• _Available records_:
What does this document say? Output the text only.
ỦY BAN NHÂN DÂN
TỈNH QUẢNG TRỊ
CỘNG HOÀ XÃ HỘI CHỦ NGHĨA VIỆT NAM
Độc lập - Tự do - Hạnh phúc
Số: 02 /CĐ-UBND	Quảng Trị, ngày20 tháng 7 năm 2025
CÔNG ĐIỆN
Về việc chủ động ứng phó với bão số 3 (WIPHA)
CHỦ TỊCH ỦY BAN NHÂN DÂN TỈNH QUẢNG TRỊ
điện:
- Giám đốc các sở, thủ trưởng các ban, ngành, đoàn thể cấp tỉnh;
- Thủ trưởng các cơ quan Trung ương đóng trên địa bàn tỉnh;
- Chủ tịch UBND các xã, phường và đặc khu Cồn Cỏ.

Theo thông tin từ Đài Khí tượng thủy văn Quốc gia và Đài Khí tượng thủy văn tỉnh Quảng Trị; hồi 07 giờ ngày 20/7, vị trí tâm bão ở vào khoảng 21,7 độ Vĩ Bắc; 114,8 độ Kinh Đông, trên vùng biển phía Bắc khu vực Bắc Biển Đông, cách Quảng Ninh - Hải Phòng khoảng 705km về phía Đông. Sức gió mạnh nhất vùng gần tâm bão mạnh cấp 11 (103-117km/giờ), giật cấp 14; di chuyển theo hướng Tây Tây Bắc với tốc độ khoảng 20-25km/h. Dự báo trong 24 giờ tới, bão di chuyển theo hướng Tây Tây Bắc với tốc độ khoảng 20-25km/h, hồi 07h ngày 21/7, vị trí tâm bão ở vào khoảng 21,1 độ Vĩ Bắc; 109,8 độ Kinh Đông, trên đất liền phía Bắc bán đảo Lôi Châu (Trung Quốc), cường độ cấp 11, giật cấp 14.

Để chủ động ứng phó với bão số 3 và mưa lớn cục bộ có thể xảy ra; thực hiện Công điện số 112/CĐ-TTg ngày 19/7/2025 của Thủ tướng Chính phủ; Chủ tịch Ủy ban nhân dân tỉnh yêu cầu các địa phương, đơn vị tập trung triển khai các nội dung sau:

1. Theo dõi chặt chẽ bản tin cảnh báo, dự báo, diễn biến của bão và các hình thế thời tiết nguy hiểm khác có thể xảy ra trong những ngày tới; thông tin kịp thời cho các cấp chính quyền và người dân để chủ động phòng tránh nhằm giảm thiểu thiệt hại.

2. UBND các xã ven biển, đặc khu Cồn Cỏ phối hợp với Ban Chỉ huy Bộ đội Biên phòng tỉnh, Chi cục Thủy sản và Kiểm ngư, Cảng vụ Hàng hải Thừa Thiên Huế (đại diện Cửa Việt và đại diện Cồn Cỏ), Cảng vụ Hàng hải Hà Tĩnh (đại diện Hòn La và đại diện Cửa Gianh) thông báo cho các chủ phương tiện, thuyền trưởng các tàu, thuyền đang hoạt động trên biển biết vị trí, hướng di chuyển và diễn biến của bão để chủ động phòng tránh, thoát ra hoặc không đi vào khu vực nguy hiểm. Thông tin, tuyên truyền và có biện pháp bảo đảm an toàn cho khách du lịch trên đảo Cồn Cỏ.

• _Exercise objective_: Nothing in the data may differ; print all of it exactly as written.

• _Correct answer_:
What does this document say? Output the text only.
ỦY BAN NHÂN DÂN
TỈNH QUẢNG TRỊ
CỘNG HOÀ XÃ HỘI CHỦ NGHĨA VIỆT NAM
Độc lập - Tự do - Hạnh phúc
Số: 02 /CĐ-UBND	Quảng Trị, ngày20 tháng 7 năm 2025
CÔNG ĐIỆN
Về việc chủ động ứng phó với bão số 3 (WIPHA)
CHỦ TỊCH ỦY BAN NHÂN DÂN TỈNH QUẢNG TRỊ
điện:
- Giám đốc các sở, thủ trưởng các ban, ngành, đoàn thể cấp tỉnh;
- Thủ trưởng các cơ quan Trung ương đóng trên địa bàn tỉnh;
- Chủ tịch UBND các xã, phường và đặc khu Cồn Cỏ.

Theo thông tin từ Đài Khí tượng thủy văn Quốc gia và Đài Khí tượng thủy văn tỉnh Quảng Trị; hồi 07 giờ ngày 20/7, vị trí tâm bão ở vào khoảng 21,7 độ Vĩ Bắc; 114,8 độ Kinh Đông, trên vùng biển phía Bắc khu vực Bắc Biển Đông, cách Quảng Ninh - Hải Phòng khoảng 705km về phía Đông. Sức gió mạnh nhất vùng gần tâm bão mạnh cấp 11 (103-117km/giờ), giật cấp 14; di chuyển theo hướng Tây Tây Bắc với tốc độ khoảng 20-25km/h. Dự báo trong 24 giờ tới, bão di chuyển theo hướng Tây Tây Bắc với tốc độ khoảng 20-25km/h, hồi 07h ngày 21/7, vị trí tâm bão ở vào khoảng 21,1 độ Vĩ Bắc; 109,8 độ Kinh Đông, trên đất liền phía Bắc bán đảo Lôi Châu (Trung Quốc), cường độ cấp 11, giật cấp 14.

Để chủ động ứng phó với bão số 3 và mưa lớn cục bộ có thể xảy ra; thực hiện Công điện số 112/CĐ-TTg ngày 19/7/2025 của Thủ tướng Chính phủ; Chủ tịch Ủy ban nhân dân tỉnh yêu cầu các địa phương, đơn vị tập trung triển khai các nội dung sau:

1. Theo dõi chặt chẽ bản tin cảnh báo, dự báo, diễn biến của bão và các hình thế thời tiết nguy hiểm khác có thể xảy ra trong những ngày tới; thông tin kịp thời cho các cấp chính quyền và người dân để chủ động phòng tránh nhằm giảm thiểu thiệt hại.

2. UBND các xã ven biển, đặc khu Cồn Cỏ phối hợp với Ban Chỉ huy Bộ đội Biên phòng tỉnh, Chi cục Thủy sản và Kiểm ngư, Cảng vụ Hàng hải Thừa Thiên Huế (đại diện Cửa Việt và đại diện Cồn Cỏ), Cảng vụ Hàng hải Hà Tĩnh (đại diện Hòn La và đại diện Cửa Gianh) thông báo cho các chủ phương tiện, thuyền trưởng các tàu, thuyền đang hoạt động trên biển biết vị trí, hướng di chuyển và diễn biến của bão để chủ động phòng tránh, thoát ra hoặc không đi vào khu vực nguy hiểm. Thông tin, tuyên truyền và có biện pháp bảo đảm an toàn cho khách du lịch trên đảo Cồn Cỏ.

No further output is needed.